Copy out each line that includes the word "this".
⟨
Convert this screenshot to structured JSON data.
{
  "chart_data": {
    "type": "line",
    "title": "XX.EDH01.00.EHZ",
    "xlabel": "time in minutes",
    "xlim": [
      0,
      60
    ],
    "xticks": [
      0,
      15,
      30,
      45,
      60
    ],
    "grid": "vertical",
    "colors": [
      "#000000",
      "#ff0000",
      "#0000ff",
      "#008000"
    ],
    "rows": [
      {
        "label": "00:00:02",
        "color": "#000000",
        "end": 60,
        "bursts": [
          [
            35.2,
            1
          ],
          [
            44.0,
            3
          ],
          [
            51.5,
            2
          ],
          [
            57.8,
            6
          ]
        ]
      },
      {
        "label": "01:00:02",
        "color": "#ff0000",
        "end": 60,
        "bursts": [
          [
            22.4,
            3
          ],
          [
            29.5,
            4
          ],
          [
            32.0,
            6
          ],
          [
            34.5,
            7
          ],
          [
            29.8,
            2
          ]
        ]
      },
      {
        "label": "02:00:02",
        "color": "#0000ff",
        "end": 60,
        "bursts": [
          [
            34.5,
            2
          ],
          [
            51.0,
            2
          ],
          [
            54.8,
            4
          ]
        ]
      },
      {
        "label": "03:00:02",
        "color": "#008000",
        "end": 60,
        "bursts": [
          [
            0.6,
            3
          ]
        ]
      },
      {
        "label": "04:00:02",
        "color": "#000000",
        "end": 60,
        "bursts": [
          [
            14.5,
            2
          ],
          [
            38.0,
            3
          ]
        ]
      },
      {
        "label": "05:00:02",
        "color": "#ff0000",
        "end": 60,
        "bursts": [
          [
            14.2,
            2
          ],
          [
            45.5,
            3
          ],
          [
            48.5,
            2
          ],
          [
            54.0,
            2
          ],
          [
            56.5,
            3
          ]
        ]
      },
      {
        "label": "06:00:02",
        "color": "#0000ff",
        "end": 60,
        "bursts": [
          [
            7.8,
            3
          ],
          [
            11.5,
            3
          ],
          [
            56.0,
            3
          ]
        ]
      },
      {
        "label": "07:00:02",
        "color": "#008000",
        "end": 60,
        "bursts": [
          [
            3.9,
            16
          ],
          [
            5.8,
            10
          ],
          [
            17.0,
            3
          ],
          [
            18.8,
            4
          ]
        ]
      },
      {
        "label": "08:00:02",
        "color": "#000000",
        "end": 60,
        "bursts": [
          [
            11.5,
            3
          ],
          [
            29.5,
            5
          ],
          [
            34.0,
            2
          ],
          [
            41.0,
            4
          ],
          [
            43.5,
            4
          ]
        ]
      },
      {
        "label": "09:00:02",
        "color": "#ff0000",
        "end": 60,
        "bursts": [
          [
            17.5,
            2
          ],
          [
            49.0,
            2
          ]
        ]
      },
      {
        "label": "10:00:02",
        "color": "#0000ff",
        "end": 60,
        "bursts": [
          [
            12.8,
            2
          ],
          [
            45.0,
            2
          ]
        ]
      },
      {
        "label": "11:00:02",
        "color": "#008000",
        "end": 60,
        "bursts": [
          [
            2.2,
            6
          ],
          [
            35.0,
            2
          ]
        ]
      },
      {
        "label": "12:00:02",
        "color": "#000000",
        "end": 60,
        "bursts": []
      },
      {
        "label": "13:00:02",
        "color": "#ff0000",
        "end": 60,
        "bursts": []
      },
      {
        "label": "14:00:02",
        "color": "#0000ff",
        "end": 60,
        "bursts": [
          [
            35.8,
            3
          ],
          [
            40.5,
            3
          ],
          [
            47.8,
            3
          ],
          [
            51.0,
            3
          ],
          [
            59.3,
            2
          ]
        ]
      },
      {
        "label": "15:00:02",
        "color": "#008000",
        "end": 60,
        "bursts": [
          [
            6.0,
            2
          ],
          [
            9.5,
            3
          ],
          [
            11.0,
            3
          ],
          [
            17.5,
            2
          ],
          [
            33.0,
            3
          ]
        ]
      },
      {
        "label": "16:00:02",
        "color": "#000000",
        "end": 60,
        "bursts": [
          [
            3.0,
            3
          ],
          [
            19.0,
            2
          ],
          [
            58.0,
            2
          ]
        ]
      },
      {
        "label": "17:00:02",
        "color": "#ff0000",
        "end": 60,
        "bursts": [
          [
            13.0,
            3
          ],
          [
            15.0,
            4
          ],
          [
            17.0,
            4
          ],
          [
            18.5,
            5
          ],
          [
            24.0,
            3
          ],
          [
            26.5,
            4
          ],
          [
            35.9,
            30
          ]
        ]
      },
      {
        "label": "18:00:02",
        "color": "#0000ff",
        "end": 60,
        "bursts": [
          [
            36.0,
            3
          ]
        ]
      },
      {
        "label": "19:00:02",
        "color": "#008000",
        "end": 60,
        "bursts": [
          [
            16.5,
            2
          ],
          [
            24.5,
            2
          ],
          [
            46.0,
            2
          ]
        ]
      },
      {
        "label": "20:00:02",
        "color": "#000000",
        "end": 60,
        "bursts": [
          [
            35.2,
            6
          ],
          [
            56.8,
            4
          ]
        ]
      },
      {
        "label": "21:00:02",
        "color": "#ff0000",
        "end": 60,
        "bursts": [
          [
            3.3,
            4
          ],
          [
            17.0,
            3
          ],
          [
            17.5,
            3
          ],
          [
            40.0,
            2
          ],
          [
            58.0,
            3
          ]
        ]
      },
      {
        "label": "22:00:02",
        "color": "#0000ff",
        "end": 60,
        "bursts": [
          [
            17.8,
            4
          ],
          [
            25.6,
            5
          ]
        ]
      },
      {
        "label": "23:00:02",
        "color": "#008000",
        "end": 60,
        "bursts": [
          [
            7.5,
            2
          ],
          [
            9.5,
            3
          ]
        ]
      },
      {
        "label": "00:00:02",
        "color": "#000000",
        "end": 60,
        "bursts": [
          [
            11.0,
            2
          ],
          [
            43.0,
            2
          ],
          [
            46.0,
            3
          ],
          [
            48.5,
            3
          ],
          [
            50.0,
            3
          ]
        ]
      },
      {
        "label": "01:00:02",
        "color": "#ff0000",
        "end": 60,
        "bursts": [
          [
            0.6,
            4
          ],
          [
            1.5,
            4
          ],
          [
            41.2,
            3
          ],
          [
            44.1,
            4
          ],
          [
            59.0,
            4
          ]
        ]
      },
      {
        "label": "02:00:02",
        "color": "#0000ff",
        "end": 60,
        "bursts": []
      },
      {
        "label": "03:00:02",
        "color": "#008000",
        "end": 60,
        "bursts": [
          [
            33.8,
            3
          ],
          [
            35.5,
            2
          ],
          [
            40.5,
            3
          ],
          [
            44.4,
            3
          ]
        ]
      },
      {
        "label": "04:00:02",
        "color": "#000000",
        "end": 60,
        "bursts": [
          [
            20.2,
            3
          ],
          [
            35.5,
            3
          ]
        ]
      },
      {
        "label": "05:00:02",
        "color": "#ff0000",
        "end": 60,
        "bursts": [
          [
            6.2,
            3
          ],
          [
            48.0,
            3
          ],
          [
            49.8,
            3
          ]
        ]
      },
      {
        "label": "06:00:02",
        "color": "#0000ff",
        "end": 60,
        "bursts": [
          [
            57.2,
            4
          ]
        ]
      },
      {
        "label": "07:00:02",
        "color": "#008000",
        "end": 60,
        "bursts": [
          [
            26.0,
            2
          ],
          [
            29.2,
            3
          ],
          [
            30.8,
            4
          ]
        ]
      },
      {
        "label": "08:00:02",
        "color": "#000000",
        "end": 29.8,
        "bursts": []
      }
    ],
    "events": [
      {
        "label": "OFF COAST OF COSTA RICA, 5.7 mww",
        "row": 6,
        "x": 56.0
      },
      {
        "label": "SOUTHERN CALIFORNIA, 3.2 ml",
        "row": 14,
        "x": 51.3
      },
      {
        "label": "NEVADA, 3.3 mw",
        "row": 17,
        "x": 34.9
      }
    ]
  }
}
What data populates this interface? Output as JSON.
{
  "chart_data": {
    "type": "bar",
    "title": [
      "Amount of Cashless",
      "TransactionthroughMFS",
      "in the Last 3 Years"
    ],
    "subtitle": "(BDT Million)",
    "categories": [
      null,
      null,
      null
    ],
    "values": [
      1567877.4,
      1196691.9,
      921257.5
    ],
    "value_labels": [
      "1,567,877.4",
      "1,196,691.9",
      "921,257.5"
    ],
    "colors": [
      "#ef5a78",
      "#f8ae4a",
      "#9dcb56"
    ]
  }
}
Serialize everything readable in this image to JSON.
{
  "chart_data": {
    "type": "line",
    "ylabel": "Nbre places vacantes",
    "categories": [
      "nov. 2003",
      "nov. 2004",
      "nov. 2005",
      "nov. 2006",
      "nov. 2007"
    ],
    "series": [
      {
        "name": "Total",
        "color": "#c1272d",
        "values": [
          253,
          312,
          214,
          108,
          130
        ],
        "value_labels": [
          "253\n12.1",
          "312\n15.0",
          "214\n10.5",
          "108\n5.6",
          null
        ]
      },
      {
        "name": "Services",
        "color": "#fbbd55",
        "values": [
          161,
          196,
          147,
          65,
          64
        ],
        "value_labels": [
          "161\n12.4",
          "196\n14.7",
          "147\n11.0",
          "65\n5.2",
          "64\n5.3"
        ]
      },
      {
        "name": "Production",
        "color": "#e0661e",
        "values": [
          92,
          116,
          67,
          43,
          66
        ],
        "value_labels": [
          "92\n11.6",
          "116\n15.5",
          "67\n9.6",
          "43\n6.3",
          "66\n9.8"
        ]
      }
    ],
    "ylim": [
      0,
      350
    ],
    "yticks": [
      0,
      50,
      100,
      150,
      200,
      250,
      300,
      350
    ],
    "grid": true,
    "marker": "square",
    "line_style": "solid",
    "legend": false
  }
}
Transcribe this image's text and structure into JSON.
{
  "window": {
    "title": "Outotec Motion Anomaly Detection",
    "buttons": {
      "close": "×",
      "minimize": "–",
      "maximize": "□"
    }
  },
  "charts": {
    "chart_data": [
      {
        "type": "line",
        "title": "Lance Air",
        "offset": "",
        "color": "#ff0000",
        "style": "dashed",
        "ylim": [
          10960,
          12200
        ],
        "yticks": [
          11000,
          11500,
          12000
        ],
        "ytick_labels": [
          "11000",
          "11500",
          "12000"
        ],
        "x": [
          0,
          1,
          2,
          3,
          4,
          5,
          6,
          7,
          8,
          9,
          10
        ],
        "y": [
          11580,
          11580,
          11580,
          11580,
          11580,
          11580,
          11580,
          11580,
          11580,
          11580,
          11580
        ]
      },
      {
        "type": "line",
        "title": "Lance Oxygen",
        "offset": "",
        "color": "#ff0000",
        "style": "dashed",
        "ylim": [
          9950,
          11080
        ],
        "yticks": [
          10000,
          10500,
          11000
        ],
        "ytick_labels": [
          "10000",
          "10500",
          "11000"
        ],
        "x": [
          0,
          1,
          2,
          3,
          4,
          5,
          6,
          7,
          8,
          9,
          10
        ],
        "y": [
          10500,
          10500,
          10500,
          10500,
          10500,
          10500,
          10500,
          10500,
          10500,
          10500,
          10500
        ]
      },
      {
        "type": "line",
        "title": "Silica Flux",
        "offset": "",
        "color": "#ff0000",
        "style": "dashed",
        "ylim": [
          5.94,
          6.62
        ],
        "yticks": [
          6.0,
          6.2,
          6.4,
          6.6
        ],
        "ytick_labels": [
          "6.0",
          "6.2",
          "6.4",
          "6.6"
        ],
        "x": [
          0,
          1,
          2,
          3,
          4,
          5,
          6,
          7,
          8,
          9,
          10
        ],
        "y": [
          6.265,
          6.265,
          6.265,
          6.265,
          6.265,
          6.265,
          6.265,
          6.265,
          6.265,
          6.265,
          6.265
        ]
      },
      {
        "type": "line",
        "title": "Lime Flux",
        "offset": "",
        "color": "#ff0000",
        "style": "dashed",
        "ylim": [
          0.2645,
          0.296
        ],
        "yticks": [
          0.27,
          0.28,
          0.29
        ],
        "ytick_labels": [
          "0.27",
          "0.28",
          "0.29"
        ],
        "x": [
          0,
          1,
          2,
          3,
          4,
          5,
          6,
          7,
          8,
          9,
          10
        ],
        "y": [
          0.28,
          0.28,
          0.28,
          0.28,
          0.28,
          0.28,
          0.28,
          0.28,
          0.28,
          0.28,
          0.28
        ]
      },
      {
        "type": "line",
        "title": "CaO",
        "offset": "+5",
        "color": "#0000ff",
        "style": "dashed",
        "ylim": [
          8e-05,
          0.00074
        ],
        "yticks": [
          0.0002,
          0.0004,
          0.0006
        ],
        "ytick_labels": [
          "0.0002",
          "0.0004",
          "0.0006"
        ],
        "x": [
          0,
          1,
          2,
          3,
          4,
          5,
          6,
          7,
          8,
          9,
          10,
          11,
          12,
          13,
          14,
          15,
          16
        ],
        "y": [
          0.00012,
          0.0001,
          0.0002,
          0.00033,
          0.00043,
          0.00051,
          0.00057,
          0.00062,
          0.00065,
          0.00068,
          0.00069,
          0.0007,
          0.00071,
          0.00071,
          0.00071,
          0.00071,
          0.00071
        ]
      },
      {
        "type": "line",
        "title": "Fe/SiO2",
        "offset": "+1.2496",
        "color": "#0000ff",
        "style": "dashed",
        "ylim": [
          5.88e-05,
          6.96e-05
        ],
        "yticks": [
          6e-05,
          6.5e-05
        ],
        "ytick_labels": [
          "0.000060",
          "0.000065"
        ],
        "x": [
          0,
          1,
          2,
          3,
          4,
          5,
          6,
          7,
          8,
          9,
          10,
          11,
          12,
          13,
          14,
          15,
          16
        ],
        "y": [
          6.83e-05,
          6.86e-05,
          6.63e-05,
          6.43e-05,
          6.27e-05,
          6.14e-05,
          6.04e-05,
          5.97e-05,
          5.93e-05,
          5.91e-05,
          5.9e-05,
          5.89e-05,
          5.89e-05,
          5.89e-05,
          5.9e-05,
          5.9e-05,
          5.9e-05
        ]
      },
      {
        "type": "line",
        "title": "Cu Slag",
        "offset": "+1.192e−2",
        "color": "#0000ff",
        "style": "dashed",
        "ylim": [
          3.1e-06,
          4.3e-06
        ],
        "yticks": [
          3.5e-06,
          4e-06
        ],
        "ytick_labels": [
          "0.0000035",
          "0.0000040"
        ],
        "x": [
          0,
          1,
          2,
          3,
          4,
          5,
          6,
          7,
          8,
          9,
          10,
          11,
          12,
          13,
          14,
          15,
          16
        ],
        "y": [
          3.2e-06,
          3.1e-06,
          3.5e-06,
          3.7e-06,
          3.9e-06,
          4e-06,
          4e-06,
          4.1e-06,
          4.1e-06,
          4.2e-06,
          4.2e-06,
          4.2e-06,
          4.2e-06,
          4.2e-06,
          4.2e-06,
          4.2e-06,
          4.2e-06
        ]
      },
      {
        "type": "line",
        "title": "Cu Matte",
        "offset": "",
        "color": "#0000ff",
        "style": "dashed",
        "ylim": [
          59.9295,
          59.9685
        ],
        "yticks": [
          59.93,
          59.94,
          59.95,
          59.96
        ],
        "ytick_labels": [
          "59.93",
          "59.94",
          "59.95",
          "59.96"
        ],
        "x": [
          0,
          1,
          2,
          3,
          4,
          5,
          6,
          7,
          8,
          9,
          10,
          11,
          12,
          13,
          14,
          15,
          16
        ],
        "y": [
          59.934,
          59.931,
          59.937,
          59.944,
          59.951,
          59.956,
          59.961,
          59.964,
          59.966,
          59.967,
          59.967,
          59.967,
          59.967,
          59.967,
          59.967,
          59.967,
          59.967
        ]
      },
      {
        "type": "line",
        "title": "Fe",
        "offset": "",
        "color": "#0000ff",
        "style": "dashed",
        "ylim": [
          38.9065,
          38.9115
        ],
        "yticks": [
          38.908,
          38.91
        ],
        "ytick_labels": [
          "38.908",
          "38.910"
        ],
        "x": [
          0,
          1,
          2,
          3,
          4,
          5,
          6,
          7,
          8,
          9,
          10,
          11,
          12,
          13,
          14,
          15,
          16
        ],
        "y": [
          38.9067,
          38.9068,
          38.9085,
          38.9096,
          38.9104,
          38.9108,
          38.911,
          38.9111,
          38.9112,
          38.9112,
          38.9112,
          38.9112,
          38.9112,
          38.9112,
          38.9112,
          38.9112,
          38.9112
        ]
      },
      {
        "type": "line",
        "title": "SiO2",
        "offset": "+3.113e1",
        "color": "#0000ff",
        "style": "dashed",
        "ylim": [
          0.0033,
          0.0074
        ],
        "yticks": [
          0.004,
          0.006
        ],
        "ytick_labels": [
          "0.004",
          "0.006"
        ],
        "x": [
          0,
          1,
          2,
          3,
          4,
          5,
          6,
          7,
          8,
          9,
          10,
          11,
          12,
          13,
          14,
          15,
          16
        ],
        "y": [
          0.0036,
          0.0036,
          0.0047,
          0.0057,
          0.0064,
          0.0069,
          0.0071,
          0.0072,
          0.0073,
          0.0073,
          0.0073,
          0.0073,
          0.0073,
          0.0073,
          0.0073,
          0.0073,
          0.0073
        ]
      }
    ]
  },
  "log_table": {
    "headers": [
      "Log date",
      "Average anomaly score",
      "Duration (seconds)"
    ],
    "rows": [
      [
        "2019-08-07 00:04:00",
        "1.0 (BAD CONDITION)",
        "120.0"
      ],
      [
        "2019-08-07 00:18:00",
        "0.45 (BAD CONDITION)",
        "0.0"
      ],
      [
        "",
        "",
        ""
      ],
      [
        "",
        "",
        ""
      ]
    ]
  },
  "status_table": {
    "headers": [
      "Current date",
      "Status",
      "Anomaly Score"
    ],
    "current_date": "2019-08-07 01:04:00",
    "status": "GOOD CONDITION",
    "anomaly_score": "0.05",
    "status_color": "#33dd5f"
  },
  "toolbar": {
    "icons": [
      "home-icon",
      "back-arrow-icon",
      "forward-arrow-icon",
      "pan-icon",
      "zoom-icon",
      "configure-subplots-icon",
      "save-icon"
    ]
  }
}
⟩
• Task output:
Convert this screenshot to structured JSON data.
What data populates this interface? Output as JSON.
Serialize everything readable in this image to JSON.
Transcribe this image's text and structure into JSON.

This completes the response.